WRITTEN TASK
Output all of the entries exactly as written.

SUPPLIED DATA

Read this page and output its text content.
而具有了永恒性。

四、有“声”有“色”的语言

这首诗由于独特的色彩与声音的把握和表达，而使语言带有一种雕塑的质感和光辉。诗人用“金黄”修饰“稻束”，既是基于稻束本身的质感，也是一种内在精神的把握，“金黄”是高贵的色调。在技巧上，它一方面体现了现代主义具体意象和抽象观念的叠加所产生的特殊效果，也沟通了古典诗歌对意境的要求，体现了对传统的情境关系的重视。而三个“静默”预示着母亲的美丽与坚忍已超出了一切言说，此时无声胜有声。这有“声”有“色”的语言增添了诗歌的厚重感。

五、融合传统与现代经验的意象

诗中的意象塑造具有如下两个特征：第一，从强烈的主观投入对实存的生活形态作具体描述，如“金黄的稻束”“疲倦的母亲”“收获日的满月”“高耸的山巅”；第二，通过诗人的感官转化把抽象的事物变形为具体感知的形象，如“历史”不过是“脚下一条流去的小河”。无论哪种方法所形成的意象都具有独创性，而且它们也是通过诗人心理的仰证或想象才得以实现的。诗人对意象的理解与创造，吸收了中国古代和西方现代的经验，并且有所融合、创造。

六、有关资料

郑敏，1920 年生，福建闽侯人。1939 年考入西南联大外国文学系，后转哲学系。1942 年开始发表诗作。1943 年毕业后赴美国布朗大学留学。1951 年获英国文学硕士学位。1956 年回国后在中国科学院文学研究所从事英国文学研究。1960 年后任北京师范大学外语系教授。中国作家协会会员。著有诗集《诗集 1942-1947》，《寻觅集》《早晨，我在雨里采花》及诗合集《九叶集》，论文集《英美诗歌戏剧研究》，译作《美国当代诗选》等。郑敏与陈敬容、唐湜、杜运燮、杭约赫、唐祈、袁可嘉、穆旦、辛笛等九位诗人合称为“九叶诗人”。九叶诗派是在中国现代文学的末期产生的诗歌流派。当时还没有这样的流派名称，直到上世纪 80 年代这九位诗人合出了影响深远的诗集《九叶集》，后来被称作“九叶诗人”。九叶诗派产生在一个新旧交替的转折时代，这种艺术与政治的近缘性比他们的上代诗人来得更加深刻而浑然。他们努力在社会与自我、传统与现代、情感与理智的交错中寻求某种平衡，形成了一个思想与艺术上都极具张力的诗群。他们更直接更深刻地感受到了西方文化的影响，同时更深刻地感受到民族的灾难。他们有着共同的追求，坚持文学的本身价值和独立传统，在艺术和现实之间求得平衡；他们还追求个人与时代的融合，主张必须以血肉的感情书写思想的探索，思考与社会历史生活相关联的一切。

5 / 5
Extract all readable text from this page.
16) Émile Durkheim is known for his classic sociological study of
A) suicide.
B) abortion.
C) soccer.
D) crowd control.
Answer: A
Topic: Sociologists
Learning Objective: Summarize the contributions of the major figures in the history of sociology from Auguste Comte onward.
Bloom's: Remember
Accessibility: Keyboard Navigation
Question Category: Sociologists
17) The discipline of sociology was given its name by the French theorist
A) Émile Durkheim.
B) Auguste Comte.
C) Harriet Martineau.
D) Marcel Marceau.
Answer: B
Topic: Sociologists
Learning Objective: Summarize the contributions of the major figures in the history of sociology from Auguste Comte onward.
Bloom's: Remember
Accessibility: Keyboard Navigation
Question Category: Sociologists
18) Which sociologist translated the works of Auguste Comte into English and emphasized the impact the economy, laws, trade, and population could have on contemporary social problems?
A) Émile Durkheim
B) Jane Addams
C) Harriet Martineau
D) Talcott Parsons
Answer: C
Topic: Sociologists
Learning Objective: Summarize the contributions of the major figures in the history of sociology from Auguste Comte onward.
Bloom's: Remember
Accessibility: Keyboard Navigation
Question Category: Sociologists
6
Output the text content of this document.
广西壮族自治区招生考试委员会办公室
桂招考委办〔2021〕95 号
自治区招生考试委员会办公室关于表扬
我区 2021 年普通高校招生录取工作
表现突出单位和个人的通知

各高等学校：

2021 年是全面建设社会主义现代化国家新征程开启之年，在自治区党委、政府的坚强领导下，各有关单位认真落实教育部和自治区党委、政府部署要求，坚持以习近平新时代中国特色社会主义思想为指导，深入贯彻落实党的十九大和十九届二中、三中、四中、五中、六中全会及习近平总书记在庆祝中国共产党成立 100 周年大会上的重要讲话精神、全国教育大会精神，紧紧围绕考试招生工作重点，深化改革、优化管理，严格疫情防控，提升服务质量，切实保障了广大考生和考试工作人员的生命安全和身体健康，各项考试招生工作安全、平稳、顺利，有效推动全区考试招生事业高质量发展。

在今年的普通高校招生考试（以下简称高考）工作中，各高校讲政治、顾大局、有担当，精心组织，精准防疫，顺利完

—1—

RESULT OF THE TASK
Read this page and output its text content.
而具有了永恒性。

四、有“声”有“色”的语言

这首诗由于独特的色彩与声音的把握和表达，而使语言带有一种雕塑的质感和光辉。诗人用“金黄”修饰“稻束”，既是基于稻束本身的质感，也是一种内在精神的把握，“金黄”是高贵的色调。在技巧上，它一方面体现了现代主义具体意象和抽象观念的叠加所产生的特殊效果，也沟通了古典诗歌对意境的要求，体现了对传统的情境关系的重视。而三个“静默”预示着母亲的美丽与坚忍已超出了一切言说，此时无声胜有声。这有“声”有“色”的语言增添了诗歌的厚重感。

五、融合传统与现代经验的意象

诗中的意象塑造具有如下两个特征：第一，从强烈的主观投入对实存的生活形态作具体描述，如“金黄的稻束”“疲倦的母亲”“收获日的满月”“高耸的山巅”；第二，通过诗人的感官转化把抽象的事物变形为具体感知的形象，如“历史”不过是“脚下一条流去的小河”。无论哪种方法所形成的意象都具有独创性，而且它们也是通过诗人心理的仰证或想象才得以实现的。诗人对意象的理解与创造，吸收了中国古代和西方现代的经验，并且有所融合、创造。

六、有关资料

郑敏，1920 年生，福建闽侯人。1939 年考入西南联大外国文学系，后转哲学系。1942 年开始发表诗作。1943 年毕业后赴美国布朗大学留学。1951 年获英国文学硕士学位。1956 年回国后在中国科学院文学研究所从事英国文学研究。1960 年后任北京师范大学外语系教授。中国作家协会会员。著有诗集《诗集 1942-1947》，《寻觅集》《早晨，我在雨里采花》及诗合集《九叶集》，论文集《英美诗歌戏剧研究》，译作《美国当代诗选》等。郑敏与陈敬容、唐湜、杜运燮、杭约赫、唐祈、袁可嘉、穆旦、辛笛等九位诗人合称为“九叶诗人”。九叶诗派是在中国现代文学的末期产生的诗歌流派。当时还没有这样的流派名称，直到上世纪 80 年代这九位诗人合出了影响深远的诗集《九叶集》，后来被称作“九叶诗人”。九叶诗派产生在一个新旧交替的转折时代，这种艺术与政治的近缘性比他们的上代诗人来得更加深刻而浑然。他们努力在社会与自我、传统与现代、情感与理智的交错中寻求某种平衡，形成了一个思想与艺术上都极具张力的诗群。他们更直接更深刻地感受到了西方文化的影响，同时更深刻地感受到民族的灾难。他们有着共同的追求，坚持文学的本身价值和独立传统，在艺术和现实之间求得平衡；他们还追求个人与时代的融合，主张必须以血肉的感情书写思想的探索，思考与社会历史生活相关联的一切。

5 / 5
Extract all readable text from this page.
16) Émile Durkheim is known for his classic sociological study of
A) suicide.
B) abortion.
C) soccer.
D) crowd control.
Answer: A
Topic: Sociologists
Learning Objective: Summarize the contributions of the major figures in the history of sociology from Auguste Comte onward.
Bloom's: Remember
Accessibility: Keyboard Navigation
Question Category: Sociologists
17) The discipline of sociology was given its name by the French theorist
A) Émile Durkheim.
B) Auguste Comte.
C) Harriet Martineau.
D) Marcel Marceau.
Answer: B
Topic: Sociologists
Learning Objective: Summarize the contributions of the major figures in the history of sociology from Auguste Comte onward.
Bloom's: Remember
Accessibility: Keyboard Navigation
Question Category: Sociologists
18) Which sociologist translated the works of Auguste Comte into English and emphasized the impact the economy, laws, trade, and population could have on contemporary social problems?
A) Émile Durkheim
B) Jane Addams
C) Harriet Martineau
D) Talcott Parsons
Answer: C
Topic: Sociologists
Learning Objective: Summarize the contributions of the major figures in the history of sociology from Auguste Comte onward.
Bloom's: Remember
Accessibility: Keyboard Navigation
Question Category: Sociologists
6
Output the text content of this document.
广西壮族自治区招生考试委员会办公室
桂招考委办〔2021〕95 号
自治区招生考试委员会办公室关于表扬
我区 2021 年普通高校招生录取工作
表现突出单位和个人的通知

各高等学校：

2021 年是全面建设社会主义现代化国家新征程开启之年，在自治区党委、政府的坚强领导下，各有关单位认真落实教育部和自治区党委、政府部署要求，坚持以习近平新时代中国特色社会主义思想为指导，深入贯彻落实党的十九大和十九届二中、三中、四中、五中、六中全会及习近平总书记在庆祝中国共产党成立 100 周年大会上的重要讲话精神、全国教育大会精神，紧紧围绕考试招生工作重点，深化改革、优化管理，严格疫情防控，提升服务质量，切实保障了广大考生和考试工作人员的生命安全和身体健康，各项考试招生工作安全、平稳、顺利，有效推动全区考试招生事业高质量发展。

在今年的普通高校招生考试（以下简称高考）工作中，各高校讲政治、顾大局、有担当，精心组织，精准防疫，顺利完

—1—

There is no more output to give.